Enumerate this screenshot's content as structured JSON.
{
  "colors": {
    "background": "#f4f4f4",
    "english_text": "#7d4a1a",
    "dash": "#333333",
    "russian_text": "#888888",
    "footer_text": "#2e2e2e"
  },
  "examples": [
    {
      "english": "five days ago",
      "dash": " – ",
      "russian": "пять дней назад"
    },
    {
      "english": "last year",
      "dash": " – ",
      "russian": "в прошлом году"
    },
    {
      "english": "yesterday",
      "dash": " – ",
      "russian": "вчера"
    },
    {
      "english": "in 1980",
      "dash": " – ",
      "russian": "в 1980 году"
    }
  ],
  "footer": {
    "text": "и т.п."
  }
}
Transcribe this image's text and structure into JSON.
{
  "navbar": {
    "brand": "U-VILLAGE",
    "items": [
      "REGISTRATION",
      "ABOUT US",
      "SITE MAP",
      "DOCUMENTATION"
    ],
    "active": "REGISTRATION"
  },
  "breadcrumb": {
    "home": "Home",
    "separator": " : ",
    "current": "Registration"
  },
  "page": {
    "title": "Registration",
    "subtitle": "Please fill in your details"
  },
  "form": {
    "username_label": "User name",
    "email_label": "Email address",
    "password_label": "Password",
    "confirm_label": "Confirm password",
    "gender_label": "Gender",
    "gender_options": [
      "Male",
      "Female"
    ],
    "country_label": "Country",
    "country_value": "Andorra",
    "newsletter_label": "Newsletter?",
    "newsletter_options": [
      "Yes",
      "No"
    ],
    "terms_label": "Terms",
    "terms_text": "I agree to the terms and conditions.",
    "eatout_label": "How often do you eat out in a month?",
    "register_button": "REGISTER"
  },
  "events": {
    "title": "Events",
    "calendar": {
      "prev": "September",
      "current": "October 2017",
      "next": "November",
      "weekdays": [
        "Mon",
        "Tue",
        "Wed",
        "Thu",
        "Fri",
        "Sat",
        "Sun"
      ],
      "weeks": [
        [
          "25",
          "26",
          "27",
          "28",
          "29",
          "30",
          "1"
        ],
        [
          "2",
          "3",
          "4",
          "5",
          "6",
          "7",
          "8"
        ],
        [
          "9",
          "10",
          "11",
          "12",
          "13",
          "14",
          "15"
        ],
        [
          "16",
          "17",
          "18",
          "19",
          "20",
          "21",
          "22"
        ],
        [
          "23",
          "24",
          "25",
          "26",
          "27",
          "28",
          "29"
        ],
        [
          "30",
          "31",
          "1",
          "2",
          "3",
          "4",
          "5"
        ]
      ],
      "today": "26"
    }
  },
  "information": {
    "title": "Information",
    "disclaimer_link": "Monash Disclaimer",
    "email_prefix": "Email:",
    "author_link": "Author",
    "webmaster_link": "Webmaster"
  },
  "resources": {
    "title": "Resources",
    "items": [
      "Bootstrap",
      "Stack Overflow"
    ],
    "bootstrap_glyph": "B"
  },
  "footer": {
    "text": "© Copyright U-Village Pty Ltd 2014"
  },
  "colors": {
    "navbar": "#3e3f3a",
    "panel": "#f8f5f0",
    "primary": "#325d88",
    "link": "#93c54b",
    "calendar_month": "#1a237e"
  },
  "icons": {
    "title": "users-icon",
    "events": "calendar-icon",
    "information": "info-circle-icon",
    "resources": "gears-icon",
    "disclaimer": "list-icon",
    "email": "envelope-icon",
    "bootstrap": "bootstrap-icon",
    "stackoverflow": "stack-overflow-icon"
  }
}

################

■ **INSTRUCTIONS FOR THE TASK**:
Out of the preceding entries, pull every line containing the string "this".

■ **REPLY**:
Enumerate this screenshot's content as structured JSON.
Transcribe this image's text and structure into JSON.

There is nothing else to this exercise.